### SET EXERCISE
Collect the lines of the entries where "page" shows up.

════════════════

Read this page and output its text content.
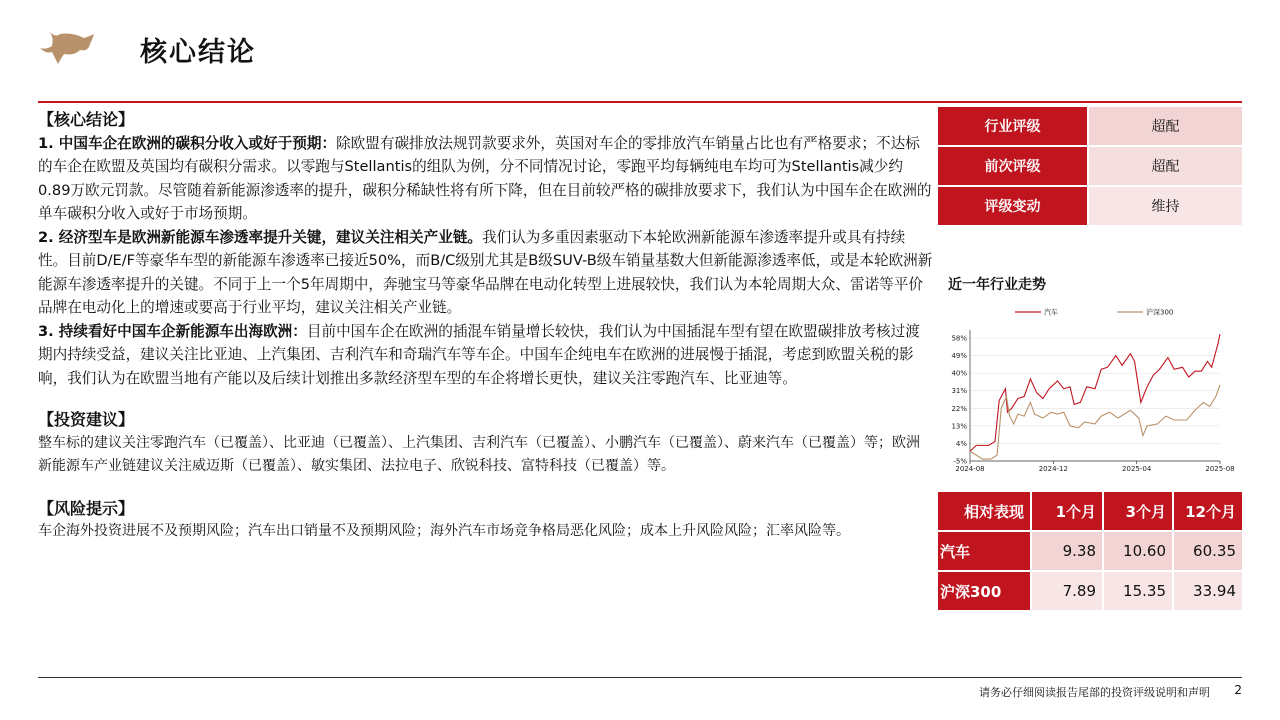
核心结论
【核心结论】
1. 中国车企在欧洲的碳积分收入或好于预期：除欧盟有碳排放法规罚款要求外，英国对车企的零排放汽车销量占比也有严格要求；不达标的车企在欧盟及英国均有碳积分需求。以零跑与Stellantis的组队为例，分不同情况讨论，零跑平均每辆纯电车均可为Stellantis减少约0.89万欧元罚款。尽管随着新能源渗透率的提升，碳积分稀缺性将有所下降，但在目前较严格的碳排放要求下，我们认为中国车企在欧洲的单车碳积分收入或好于市场预期。
2. 经济型车是欧洲新能源车渗透率提升关键，建议关注相关产业链。我们认为多重因素驱动下本轮欧洲新能源车渗透率提升或具有持续性。目前D/E/F等豪华车型的新能源车渗透率已接近50%，而B/C级别尤其是B级SUV-B级车销量基数大但新能源渗透率低，或是本轮欧洲新能源车渗透率提升的关键。不同于上一个5年周期中，奔驰宝马等豪华品牌在电动化转型上进展较快，我们认为本轮周期大众、雷诺等平价品牌在电动化上的增速或要高于行业平均，建议关注相关产业链。
3. 持续看好中国车企新能源车出海欧洲：目前中国车企在欧洲的插混车销量增长较快，我们认为中国插混车型有望在欧盟碳排放考核过渡期内持续受益，建议关注比亚迪、上汽集团、吉利汽车和奇瑞汽车等车企。中国车企纯电车在欧洲的进展慢于插混，考虑到欧盟关税的影响，我们认为在欧盟当地有产能以及后续计划推出多款经济型车型的车企将增长更快，建议关注零跑汽车、比亚迪等。
【投资建议】
整车标的建议关注零跑汽车（已覆盖）、比亚迪（已覆盖）、上汽集团、吉利汽车（已覆盖）、小鹏汽车（已覆盖）、蔚来汽车（已覆盖）等；欧洲新能源车产业链建议关注威迈斯（已覆盖）、敏实集团、法拉电子、欣锐科技、富特科技（已覆盖）等。
【风险提示】
车企海外投资进展不及预期风险；汽车出口销量不及预期风险；海外汽车市场竞争格局恶化风险；成本上升风险风险；汇率风险等。
行业评级	超配
前次评级	超配
评级变动	维持
近一年行业走势
-5%
4%
13%
22%
31%
40%
49%
58%
2024-08	2024-12	2025-04	2025-08
汽车	沪深300
相对表现	1个月	3个月	12个月
汽车	9.38	10.60	60.35
沪深300	7.89	15.35	33.94
请务必仔细阅读报告尾部的投资评级说明和声明 2
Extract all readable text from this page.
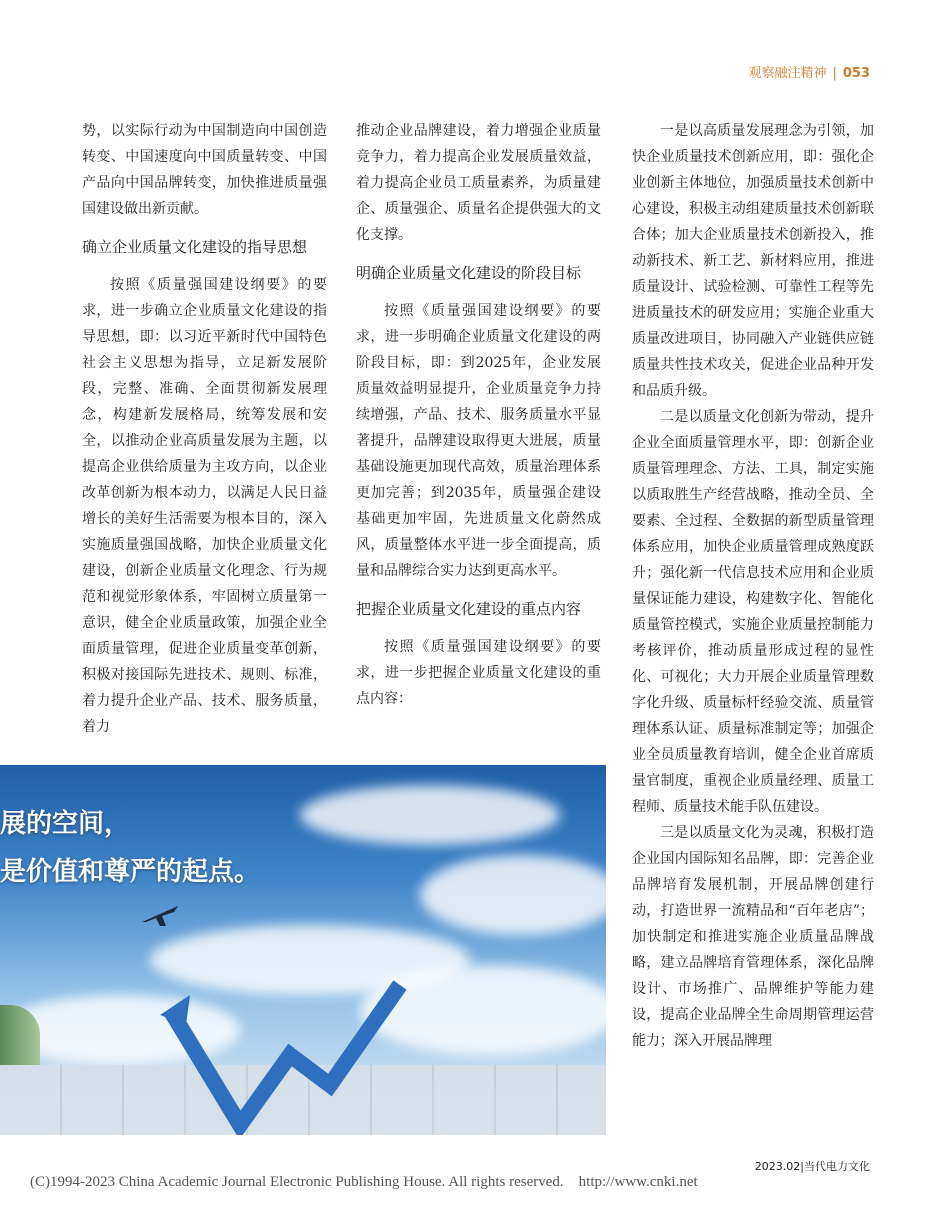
观察融注精神 | 053

势，以实际行动为中国制造向中国创造转变、中国速度向中国质量转变、中国产品向中国品牌转变，加快推进质量强国建设做出新贡献。

确立企业质量文化建设的指导思想

按照《质量强国建设纲要》的要求，进一步确立企业质量文化建设的指导思想，即：以习近平新时代中国特色社会主义思想为指导，立足新发展阶段，完整、准确、全面贯彻新发展理念，构建新发展格局，统筹发展和安全，以推动企业高质量发展为主题，以提高企业供给质量为主攻方向，以企业改革创新为根本动力，以满足人民日益增长的美好生活需要为根本目的，深入实施质量强国战略，加快企业质量文化建设，创新企业质量文化理念、行为规范和视觉形象体系，牢固树立质量第一意识，健全企业质量政策，加强企业全面质量管理，促进企业质量变革创新，积极对接国际先进技术、规则、标准，着力提升企业产品、技术、服务质量，着力

推动企业品牌建设，着力增强企业质量竞争力，着力提高企业发展质量效益，着力提高企业员工质量素养，为质量建企、质量强企、质量名企提供强大的文化支撑。

明确企业质量文化建设的阶段目标

按照《质量强国建设纲要》的要求，进一步明确企业质量文化建设的两阶段目标，即：到2025年，企业发展质量效益明显提升，企业质量竞争力持续增强，产品、技术、服务质量水平显著提升，品牌建设取得更大进展，质量基础设施更加现代高效，质量治理体系更加完善；到2035年，质量强企建设基础更加牢固，先进质量文化蔚然成风，质量整体水平进一步全面提高，质量和品牌综合实力达到更高水平。

把握企业质量文化建设的重点内容

按照《质量强国建设纲要》的要求，进一步把握企业质量文化建设的重点内容：

一是以高质量发展理念为引领，加快企业质量技术创新应用，即：强化企业创新主体地位，加强质量技术创新中心建设，积极主动组建质量技术创新联合体；加大企业质量技术创新投入，推动新技术、新工艺、新材料应用，推进质量设计、试验检测、可靠性工程等先进质量技术的研发应用；实施企业重大质量改进项目，协同融入产业链供应链质量共性技术攻关，促进企业品种开发和品质升级。

二是以质量文化创新为带动，提升企业全面质量管理水平，即：创新企业质量管理理念、方法、工具，制定实施以质取胜生产经营战略，推动全员、全要素、全过程、全数据的新型质量管理体系应用，加快企业质量管理成熟度跃升；强化新一代信息技术应用和企业质量保证能力建设，构建数字化、智能化质量管控模式，实施企业质量控制能力考核评价，推动质量形成过程的显性化、可视化；大力开展企业质量管理数字化升级、质量标杆经验交流、质量管理体系认证、质量标准制定等；加强企业全员质量教育培训，健全企业首席质量官制度，重视企业质量经理、质量工程师、质量技术能手队伍建设。

三是以质量文化为灵魂，积极打造企业国内国际知名品牌，即：完善企业品牌培育发展机制，开展品牌创建行动，打造世界一流精品和“百年老店”；加快制定和推进实施企业质量品牌战略，建立品牌培育管理体系，深化品牌设计、市场推广、品牌维护等能力建设，提高企业品牌全生命周期管理运营能力；深入开展品牌理

展的空间，
是价值和尊严的起点。
2023.02|当代电力文化
(C)1994-2023 China Academic Journal Electronic Publishing House. All rights reserved. http://www.cnki.net
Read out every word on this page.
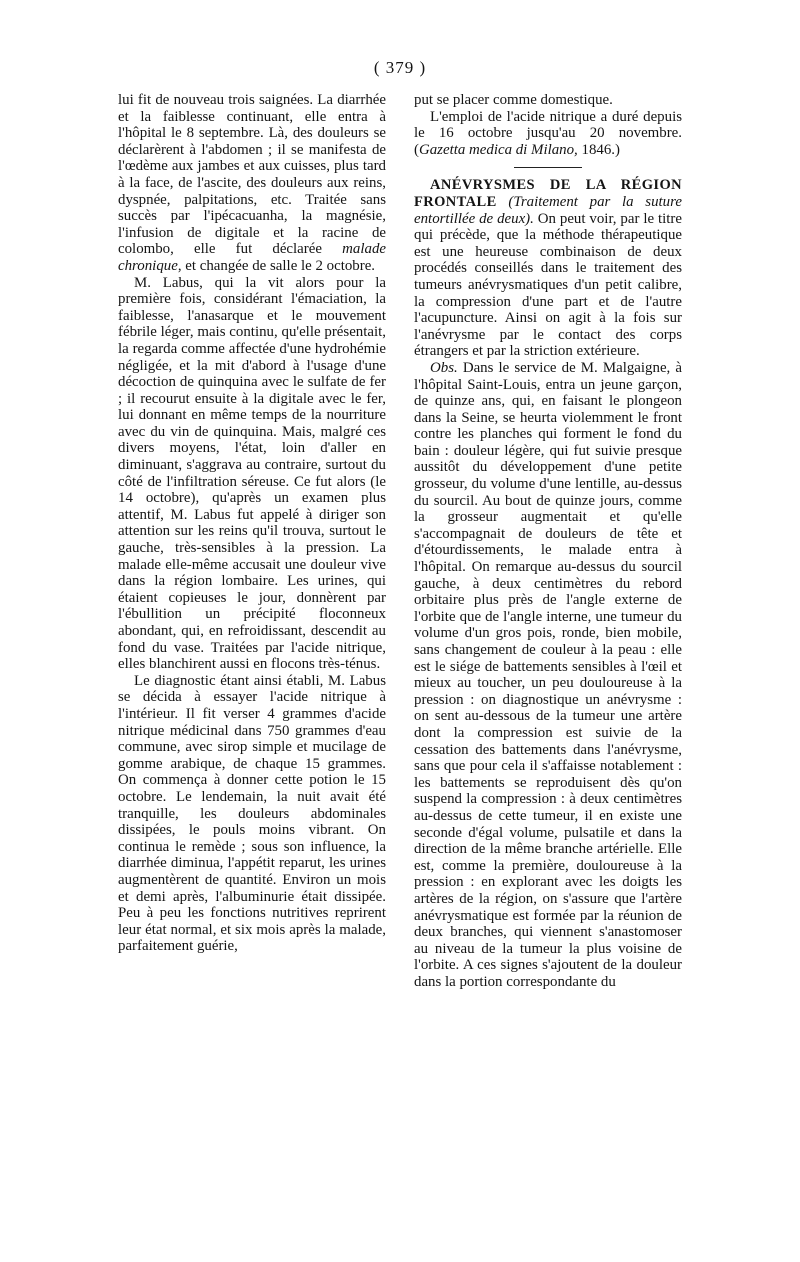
( 379 )

lui fit de nouveau trois saignées. La diarrhée et la faiblesse continuant, elle entra à l'hôpital le 8 septembre. Là, des douleurs se déclarèrent à l'abdomen ; il se manifesta de l'œdème aux jambes et aux cuisses, plus tard à la face, de l'ascite, des douleurs aux reins, dyspnée, palpitations, etc. Traitée sans succès par l'ipécacuanha, la magnésie, l'infusion de digitale et la racine de colombo, elle fut déclarée malade chronique, et changée de salle le 2 octobre.

M. Labus, qui la vit alors pour la première fois, considérant l'émaciation, la faiblesse, l'anasarque et le mouvement fébrile léger, mais continu, qu'elle présentait, la regarda comme affectée d'une hydrohémie négligée, et la mit d'abord à l'usage d'une décoction de quinquina avec le sulfate de fer ; il recourut ensuite à la digitale avec le fer, lui donnant en même temps de la nourriture avec du vin de quinquina. Mais, malgré ces divers moyens, l'état, loin d'aller en diminuant, s'aggrava au contraire, surtout du côté de l'infiltration séreuse. Ce fut alors (le 14 octobre), qu'après un examen plus attentif, M. Labus fut appelé à diriger son attention sur les reins qu'il trouva, surtout le gauche, très-sensibles à la pression. La malade elle-même accusait une douleur vive dans la région lombaire. Les urines, qui étaient copieuses le jour, donnèrent par l'ébullition un précipité floconneux abondant, qui, en refroidissant, descendit au fond du vase. Traitées par l'acide nitrique, elles blanchirent aussi en flocons très-ténus.

Le diagnostic étant ainsi établi, M. Labus se décida à essayer l'acide nitrique à l'intérieur. Il fit verser 4 grammes d'acide nitrique médicinal dans 750 grammes d'eau commune, avec sirop simple et mucilage de gomme arabique, de chaque 15 grammes. On commença à donner cette potion le 15 octobre. Le lendemain, la nuit avait été tranquille, les douleurs abdominales dissipées, le pouls moins vibrant. On continua le remède ; sous son influence, la diarrhée diminua, l'appétit reparut, les urines augmentèrent de quantité. Environ un mois et demi après, l'albuminurie était dissipée. Peu à peu les fonctions nutritives reprirent leur état normal, et six mois après la malade, parfaitement guérie,

put se placer comme domestique.

L'emploi de l'acide nitrique a duré depuis le 16 octobre jusqu'au 20 novembre. (Gazetta medica di Milano, 1846.)

ANÉVRYSMES DE LA RÉGION FRONTALE (Traitement par la suture entortillée de deux). On peut voir, par le titre qui précède, que la méthode thérapeutique est une heureuse combinaison de deux procédés conseillés dans le traitement des tumeurs anévrysmatiques d'un petit calibre, la compression d'une part et de l'autre l'acupuncture. Ainsi on agit à la fois sur l'anévrysme par le contact des corps étrangers et par la striction extérieure.

Obs. Dans le service de M. Malgaigne, à l'hôpital Saint-Louis, entra un jeune garçon, de quinze ans, qui, en faisant le plongeon dans la Seine, se heurta violemment le front contre les planches qui forment le fond du bain : douleur légère, qui fut suivie presque aussitôt du développement d'une petite grosseur, du volume d'une lentille, au-dessus du sourcil. Au bout de quinze jours, comme la grosseur augmentait et qu'elle s'accompagnait de douleurs de tête et d'étourdissements, le malade entra à l'hôpital. On remarque au-dessus du sourcil gauche, à deux centimètres du rebord orbitaire plus près de l'angle externe de l'orbite que de l'angle interne, une tumeur du volume d'un gros pois, ronde, bien mobile, sans changement de couleur à la peau : elle est le siége de battements sensibles à l'œil et mieux au toucher, un peu douloureuse à la pression : on diagnostique un anévrysme : on sent au-dessous de la tumeur une artère dont la compression est suivie de la cessation des battements dans l'anévrysme, sans que pour cela il s'affaisse notablement : les battements se reproduisent dès qu'on suspend la compression : à deux centimètres au-dessus de cette tumeur, il en existe une seconde d'égal volume, pulsatile et dans la direction de la même branche artérielle. Elle est, comme la première, douloureuse à la pression : en explorant avec les doigts les artères de la région, on s'assure que l'artère anévrysmatique est formée par la réunion de deux branches, qui viennent s'anastomoser au niveau de la tumeur la plus voisine de l'orbite. A ces signes s'ajoutent de la douleur dans la portion correspondante du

════════════════

### TASK OUTPUT
Read this page and output its text content.
Extract all readable text from this page.
Read out every word on this page.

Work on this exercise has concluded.